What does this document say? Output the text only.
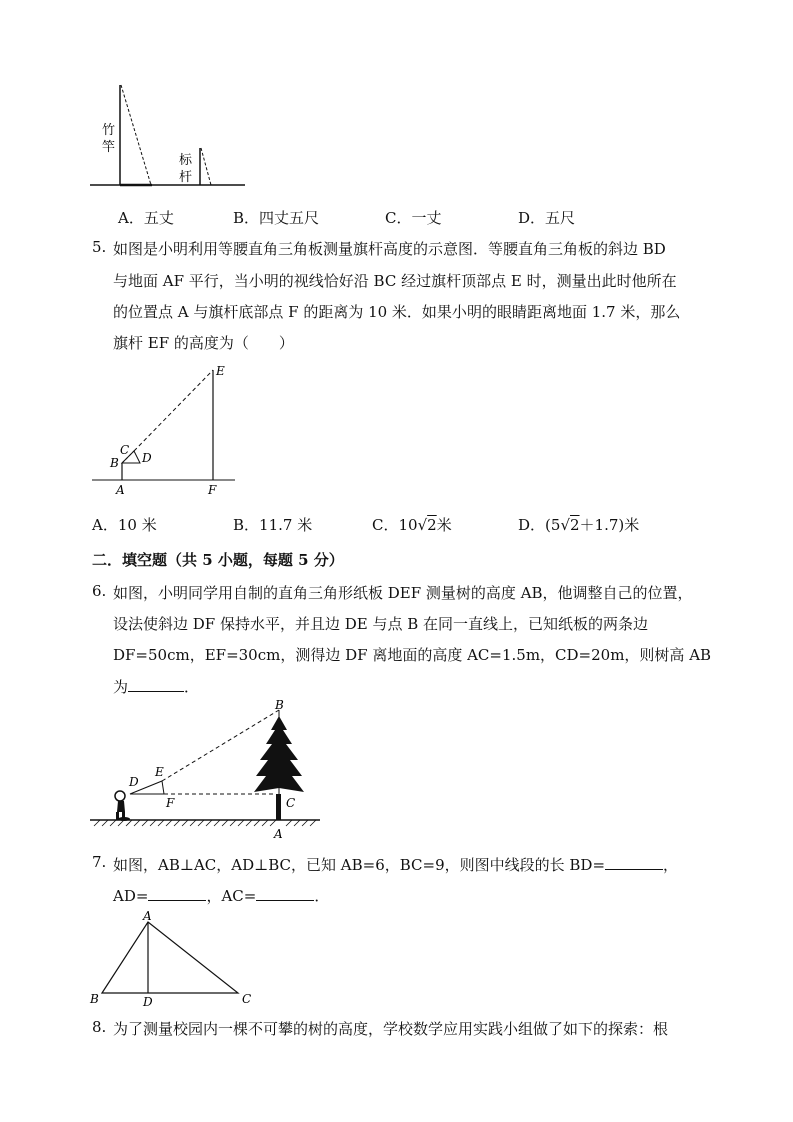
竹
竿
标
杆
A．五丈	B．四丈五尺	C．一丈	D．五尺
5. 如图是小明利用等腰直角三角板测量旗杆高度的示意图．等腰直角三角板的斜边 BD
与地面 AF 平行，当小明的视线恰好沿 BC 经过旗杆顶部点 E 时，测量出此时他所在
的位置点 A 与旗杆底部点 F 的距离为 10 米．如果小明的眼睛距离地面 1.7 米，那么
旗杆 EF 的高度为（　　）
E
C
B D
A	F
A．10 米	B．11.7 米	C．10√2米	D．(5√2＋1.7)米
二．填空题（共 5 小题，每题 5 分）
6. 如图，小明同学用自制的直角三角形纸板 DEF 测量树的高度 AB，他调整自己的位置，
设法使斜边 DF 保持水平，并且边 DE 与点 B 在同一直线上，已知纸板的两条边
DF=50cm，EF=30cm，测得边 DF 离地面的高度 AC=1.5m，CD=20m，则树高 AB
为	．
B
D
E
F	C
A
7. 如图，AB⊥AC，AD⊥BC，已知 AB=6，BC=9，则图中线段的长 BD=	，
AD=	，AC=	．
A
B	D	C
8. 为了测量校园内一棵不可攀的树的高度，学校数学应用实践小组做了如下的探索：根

▸ **Instructions for the task**: Transcribe the records above exactly as they appear, leaving out any pictures.

▸ **Result below**:
What does this document say? Output the text only.
竹
竿
标
杆
A．五丈	B．四丈五尺	C．一丈	D．五尺
5. 如图是小明利用等腰直角三角板测量旗杆高度的示意图．等腰直角三角板的斜边 BD
与地面 AF 平行，当小明的视线恰好沿 BC 经过旗杆顶部点 E 时，测量出此时他所在
的位置点 A 与旗杆底部点 F 的距离为 10 米．如果小明的眼睛距离地面 1.7 米，那么
旗杆 EF 的高度为（　　）
E
C
B D
A	F
A．10 米	B．11.7 米	C．10√2米	D．(5√2＋1.7)米
二．填空题（共 5 小题，每题 5 分）
6. 如图，小明同学用自制的直角三角形纸板 DEF 测量树的高度 AB，他调整自己的位置，
设法使斜边 DF 保持水平，并且边 DE 与点 B 在同一直线上，已知纸板的两条边
DF=50cm，EF=30cm，测得边 DF 离地面的高度 AC=1.5m，CD=20m，则树高 AB
为	．
B
D
E
F	C
A
7. 如图，AB⊥AC，AD⊥BC，已知 AB=6，BC=9，则图中线段的长 BD=	，
AD=	，AC=	．
A
B	D	C
8. 为了测量校园内一棵不可攀的树的高度，学校数学应用实践小组做了如下的探索：根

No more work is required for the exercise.